• Data shown:
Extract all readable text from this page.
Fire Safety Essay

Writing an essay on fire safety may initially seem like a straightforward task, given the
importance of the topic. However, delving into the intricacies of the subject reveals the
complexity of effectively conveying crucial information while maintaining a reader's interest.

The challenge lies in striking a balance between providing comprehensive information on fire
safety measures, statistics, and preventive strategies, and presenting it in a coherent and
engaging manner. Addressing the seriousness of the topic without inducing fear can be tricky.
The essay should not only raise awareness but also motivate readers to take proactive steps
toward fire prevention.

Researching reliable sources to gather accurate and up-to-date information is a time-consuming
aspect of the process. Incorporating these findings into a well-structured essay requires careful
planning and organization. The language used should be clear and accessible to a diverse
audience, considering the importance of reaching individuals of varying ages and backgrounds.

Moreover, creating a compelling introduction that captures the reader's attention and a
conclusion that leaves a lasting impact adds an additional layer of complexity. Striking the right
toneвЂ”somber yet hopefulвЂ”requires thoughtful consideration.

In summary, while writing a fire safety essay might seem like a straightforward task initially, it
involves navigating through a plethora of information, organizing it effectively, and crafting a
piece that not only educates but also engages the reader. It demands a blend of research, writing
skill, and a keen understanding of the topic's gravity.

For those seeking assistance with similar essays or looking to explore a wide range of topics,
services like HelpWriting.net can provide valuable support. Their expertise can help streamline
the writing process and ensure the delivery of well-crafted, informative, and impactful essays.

• Goal: Look over the listing. Pull out every line with the string "well" in it.

• Answer:
aspect of the process. Incorporating these findings into a well-structured essay requires careful
the writing process and ensure the delivery of well-crafted, informative, and impactful essays.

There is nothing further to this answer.